On Indigenismo and the Land Question in Aztlán
VariegatedCrot0n on Reddit: [this was posted on reddit.com in response to the announcement of the founding of the Communist Party of Aztlán] I’ve been researching the debates on Aztlan & Chicano nationalism. It seems to me the line of the League of Revolutionary Workers (ML) and the RCP-USA, and the rest of the NCM (New Communist Movement emerging from the late 1960s) in support of Chicano nationalism was inherited by MIM and now continued by MIM(Prisons). The entire conception of Aztlan and Chicano nationalism has some serious problems, that I hope MIM(Prisons) reckons with sooner, but I think they have been very invested in this idea for quite some time now.
As I understand it, Chicano nationalism draws heavily from Indigenismo – an ideology of the settler colonial Mexican state that says that all the inhabitants of Mexico are indigenous, all are Mestizos, and so on. Such an ideology is fundamentally anti-indigenous as it seeks to indigenize Mexican settlers. The conception of Aztlan is similar – it is a land claim based on the Treaty of Guadalupe Hidalgo – land taken from Mexico during the Mexico-American war. It’s worth noting that the treaty itself distinguishes between Mexican settlers in this territory and Indigenous “savages”.

┄┄┄┄┄┄┄┄┄┄

- Request
Output the entire text on Indigenismo and Aztlán word for word. The listing has nothing to do with the text on Indigenismo and Aztlán.

┄┄┄┄┄┄┄┄┄┄

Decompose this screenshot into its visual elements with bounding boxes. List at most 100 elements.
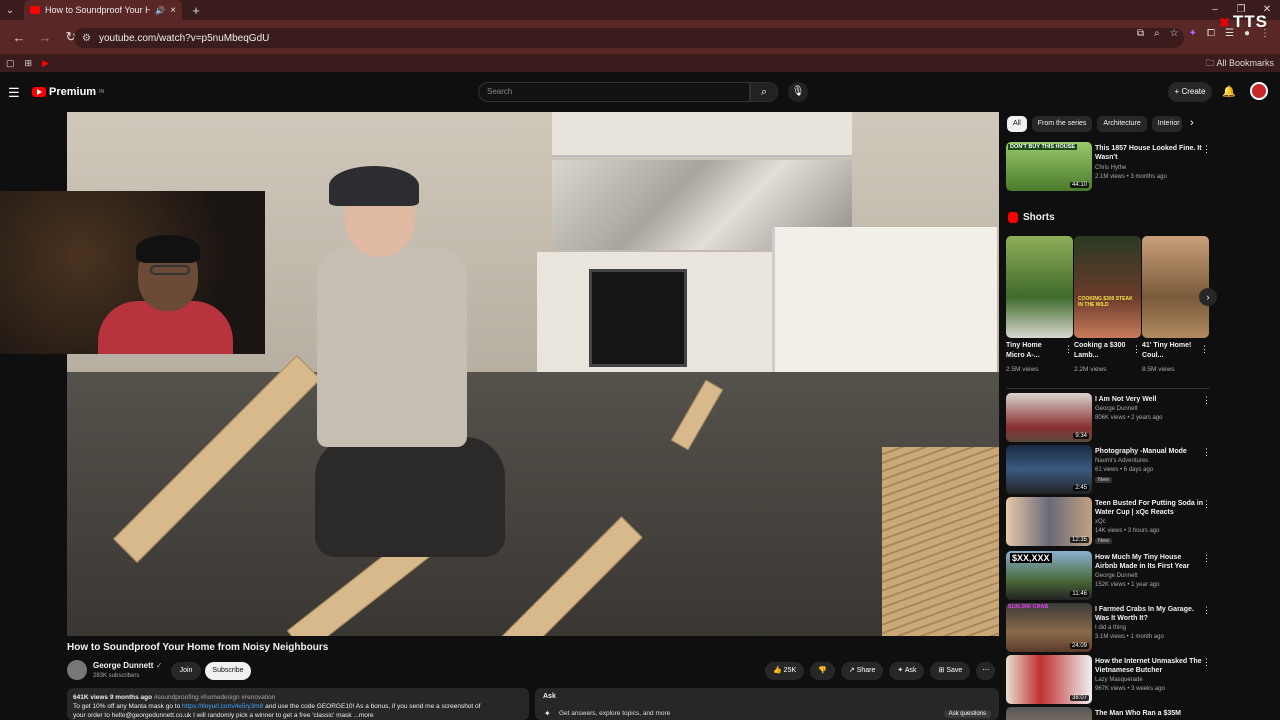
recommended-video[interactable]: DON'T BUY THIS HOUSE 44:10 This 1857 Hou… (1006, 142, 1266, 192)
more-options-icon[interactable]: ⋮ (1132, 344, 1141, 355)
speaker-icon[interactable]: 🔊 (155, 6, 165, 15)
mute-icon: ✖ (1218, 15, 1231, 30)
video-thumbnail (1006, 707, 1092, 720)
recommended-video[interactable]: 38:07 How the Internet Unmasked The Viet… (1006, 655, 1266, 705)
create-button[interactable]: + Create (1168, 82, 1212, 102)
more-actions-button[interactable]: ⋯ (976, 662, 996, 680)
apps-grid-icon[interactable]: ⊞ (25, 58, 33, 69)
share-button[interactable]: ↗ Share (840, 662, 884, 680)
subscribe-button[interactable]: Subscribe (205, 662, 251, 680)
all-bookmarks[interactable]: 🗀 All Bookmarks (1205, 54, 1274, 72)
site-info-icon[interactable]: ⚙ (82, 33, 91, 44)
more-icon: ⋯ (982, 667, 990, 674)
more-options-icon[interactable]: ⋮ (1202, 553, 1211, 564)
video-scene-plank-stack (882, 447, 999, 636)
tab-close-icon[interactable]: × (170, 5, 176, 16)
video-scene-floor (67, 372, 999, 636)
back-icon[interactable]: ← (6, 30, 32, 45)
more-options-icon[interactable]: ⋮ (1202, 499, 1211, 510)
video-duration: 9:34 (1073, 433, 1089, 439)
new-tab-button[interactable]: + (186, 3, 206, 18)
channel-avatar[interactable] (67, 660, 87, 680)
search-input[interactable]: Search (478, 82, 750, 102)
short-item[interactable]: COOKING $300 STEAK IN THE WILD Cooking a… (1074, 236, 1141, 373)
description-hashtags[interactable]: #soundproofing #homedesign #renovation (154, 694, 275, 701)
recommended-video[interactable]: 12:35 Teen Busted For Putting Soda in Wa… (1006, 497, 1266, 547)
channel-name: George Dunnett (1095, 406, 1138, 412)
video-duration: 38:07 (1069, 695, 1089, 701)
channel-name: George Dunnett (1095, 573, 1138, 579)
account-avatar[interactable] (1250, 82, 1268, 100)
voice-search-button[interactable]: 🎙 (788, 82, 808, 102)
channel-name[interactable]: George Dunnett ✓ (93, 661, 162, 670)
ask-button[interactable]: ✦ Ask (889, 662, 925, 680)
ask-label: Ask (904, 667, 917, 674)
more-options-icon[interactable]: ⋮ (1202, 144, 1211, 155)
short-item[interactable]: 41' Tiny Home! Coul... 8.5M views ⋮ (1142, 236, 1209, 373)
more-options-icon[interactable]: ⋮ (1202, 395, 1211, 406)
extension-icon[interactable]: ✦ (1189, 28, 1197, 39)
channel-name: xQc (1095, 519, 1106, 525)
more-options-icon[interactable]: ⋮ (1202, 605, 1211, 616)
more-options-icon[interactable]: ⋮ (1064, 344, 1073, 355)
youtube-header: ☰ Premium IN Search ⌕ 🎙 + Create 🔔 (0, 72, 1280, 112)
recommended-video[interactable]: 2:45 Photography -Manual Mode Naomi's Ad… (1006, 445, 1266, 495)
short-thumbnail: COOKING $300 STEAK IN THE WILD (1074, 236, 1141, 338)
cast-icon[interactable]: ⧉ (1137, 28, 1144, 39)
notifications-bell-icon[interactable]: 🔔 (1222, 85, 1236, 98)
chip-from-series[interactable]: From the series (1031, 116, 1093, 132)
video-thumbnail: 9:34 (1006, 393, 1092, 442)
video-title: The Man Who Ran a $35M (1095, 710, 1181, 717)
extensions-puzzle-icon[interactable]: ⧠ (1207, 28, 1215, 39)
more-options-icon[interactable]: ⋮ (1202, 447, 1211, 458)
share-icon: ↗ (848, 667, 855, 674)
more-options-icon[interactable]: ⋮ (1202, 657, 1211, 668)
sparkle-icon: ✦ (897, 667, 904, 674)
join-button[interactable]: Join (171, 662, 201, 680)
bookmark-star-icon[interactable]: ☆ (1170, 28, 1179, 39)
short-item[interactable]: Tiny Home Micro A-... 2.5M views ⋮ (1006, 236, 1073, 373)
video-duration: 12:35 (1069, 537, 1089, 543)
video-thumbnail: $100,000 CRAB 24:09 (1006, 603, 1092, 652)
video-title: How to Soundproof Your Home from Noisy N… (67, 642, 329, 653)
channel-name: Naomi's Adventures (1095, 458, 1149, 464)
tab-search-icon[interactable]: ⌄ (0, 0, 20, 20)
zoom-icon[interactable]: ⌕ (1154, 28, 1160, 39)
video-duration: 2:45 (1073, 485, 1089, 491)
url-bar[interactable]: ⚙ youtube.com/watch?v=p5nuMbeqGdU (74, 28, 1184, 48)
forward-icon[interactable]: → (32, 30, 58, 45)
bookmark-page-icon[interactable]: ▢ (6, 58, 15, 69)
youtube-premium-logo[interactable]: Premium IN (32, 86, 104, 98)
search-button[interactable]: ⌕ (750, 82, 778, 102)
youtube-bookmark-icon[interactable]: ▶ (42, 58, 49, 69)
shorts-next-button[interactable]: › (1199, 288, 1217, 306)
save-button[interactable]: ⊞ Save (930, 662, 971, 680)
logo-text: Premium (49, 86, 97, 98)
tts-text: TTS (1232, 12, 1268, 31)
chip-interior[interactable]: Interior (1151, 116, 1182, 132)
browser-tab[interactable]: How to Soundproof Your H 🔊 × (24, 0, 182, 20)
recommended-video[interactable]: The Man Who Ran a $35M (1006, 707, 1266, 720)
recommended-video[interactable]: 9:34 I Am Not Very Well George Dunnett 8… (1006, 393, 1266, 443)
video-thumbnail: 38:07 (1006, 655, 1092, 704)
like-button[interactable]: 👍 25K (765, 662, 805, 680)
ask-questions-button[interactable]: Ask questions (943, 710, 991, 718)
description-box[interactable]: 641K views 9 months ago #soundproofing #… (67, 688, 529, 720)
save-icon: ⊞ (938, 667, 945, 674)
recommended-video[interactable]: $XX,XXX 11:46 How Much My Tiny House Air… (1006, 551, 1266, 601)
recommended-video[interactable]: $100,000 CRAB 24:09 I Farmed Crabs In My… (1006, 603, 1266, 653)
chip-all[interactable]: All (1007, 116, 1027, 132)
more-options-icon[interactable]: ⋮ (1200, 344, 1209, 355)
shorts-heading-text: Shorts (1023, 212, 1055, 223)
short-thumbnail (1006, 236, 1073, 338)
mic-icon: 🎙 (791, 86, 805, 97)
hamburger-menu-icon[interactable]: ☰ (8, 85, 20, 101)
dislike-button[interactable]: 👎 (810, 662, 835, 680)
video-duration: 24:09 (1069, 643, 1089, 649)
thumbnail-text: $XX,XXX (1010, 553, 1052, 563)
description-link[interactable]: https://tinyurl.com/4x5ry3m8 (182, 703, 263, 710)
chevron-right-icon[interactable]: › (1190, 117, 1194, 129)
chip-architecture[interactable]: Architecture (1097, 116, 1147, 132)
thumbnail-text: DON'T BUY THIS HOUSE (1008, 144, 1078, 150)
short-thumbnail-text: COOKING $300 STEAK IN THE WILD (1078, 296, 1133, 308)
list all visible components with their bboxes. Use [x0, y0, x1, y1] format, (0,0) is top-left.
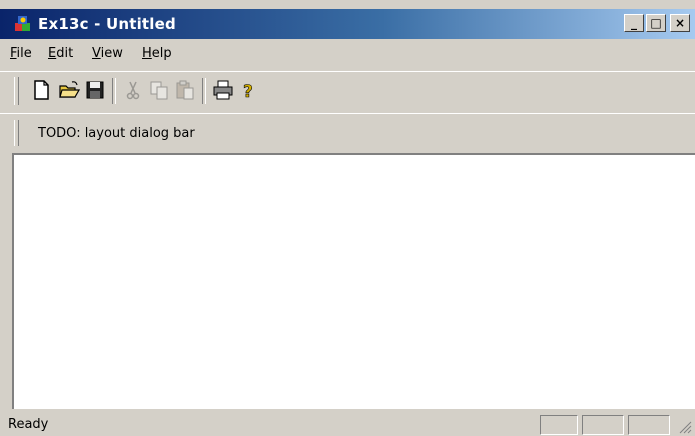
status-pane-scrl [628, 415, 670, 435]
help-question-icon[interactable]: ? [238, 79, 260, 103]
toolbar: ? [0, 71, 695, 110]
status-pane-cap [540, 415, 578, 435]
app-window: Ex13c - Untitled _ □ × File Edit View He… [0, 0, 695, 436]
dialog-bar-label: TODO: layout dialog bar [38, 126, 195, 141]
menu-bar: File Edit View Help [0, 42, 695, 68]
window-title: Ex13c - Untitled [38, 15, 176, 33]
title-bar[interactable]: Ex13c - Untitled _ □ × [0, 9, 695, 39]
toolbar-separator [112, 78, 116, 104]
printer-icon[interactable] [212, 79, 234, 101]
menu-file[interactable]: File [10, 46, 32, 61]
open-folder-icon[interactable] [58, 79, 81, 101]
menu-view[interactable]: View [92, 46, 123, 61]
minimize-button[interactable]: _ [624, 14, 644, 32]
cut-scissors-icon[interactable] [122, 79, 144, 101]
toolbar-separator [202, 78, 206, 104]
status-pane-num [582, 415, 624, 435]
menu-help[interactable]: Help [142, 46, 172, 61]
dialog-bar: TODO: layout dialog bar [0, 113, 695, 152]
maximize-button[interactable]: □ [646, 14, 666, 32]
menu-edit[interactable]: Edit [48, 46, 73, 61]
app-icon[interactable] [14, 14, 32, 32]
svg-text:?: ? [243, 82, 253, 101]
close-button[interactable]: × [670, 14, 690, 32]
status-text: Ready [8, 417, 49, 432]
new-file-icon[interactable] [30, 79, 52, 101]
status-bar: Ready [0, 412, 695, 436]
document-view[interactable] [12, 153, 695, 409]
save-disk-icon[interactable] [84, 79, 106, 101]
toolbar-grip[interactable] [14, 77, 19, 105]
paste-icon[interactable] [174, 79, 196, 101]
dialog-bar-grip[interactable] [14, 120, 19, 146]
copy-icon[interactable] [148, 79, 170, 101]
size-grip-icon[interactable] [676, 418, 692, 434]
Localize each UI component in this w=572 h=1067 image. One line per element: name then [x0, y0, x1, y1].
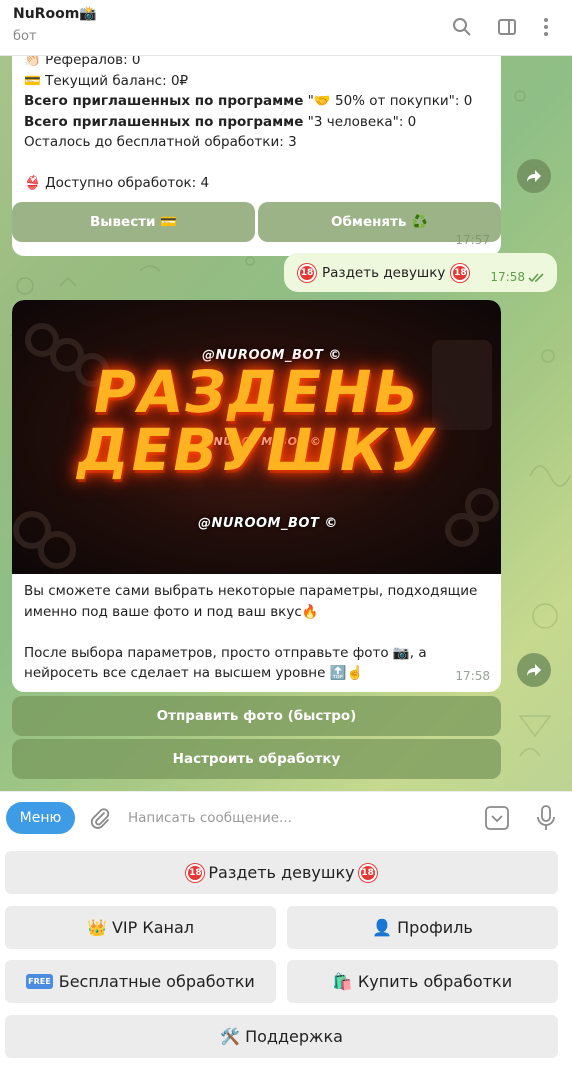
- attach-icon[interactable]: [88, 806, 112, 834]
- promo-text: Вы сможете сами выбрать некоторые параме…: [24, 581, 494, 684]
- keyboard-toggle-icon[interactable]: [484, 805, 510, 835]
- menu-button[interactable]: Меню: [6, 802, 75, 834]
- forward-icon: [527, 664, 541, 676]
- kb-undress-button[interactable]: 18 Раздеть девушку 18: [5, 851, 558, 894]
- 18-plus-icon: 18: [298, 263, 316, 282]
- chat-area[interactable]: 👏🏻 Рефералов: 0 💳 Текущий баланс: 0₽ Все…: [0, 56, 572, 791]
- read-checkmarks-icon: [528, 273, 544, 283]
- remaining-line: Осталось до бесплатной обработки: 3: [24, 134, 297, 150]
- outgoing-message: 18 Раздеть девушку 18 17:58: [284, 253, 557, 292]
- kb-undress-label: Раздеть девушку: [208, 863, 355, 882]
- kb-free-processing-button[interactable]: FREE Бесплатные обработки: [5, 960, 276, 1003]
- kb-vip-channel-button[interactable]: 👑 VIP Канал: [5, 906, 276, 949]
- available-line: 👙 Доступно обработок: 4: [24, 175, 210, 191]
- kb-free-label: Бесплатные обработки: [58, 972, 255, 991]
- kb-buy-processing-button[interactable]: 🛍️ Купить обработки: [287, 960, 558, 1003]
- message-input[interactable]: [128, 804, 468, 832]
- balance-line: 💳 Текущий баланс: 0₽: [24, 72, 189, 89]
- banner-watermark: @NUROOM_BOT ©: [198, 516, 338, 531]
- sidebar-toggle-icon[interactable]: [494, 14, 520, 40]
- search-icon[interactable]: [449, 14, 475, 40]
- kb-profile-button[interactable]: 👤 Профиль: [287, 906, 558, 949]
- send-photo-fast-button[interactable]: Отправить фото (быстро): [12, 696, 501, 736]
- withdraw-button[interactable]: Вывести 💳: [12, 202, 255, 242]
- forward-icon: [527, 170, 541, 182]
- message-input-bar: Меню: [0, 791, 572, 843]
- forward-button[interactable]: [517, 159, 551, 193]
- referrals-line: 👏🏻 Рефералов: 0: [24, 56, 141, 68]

┄┄┄┄┄┄┄┄┄┄

- The answer
On Indigenismo and the Land Question in Aztlán
VariegatedCrot0n on Reddit: [this was posted on reddit.com in response to the announcement of the founding of the Communist Party of Aztlán] I’ve been researching the debates on Aztlan & Chicano nationalism. It seems to me the line of the League of Revolutionary Workers (ML) and the RCP-USA, and the rest of the NCM (New Communist Movement emerging from the late 1960s) in support of Chicano nationalism was inherited by MIM and now continued by MIM(Prisons). The entire conception of Aztlan and Chicano nationalism has some serious problems, that I hope MIM(Prisons) reckons with sooner, but I think they have been very invested in this idea for quite some time now.
As I understand it, Chicano nationalism draws heavily from Indigenismo – an ideology of the settler colonial Mexican state that says that all the inhabitants of Mexico are indigenous, all are Mestizos, and so on. Such an ideology is fundamentally anti-indigenous as it seeks to indigenize Mexican settlers. The conception of Aztlan is similar – it is a land claim based on the Treaty of Guadalupe Hidalgo – land taken from Mexico during the Mexico-American war. It’s worth noting that the treaty itself distinguishes between Mexican settlers in this territory and Indigenous “savages”.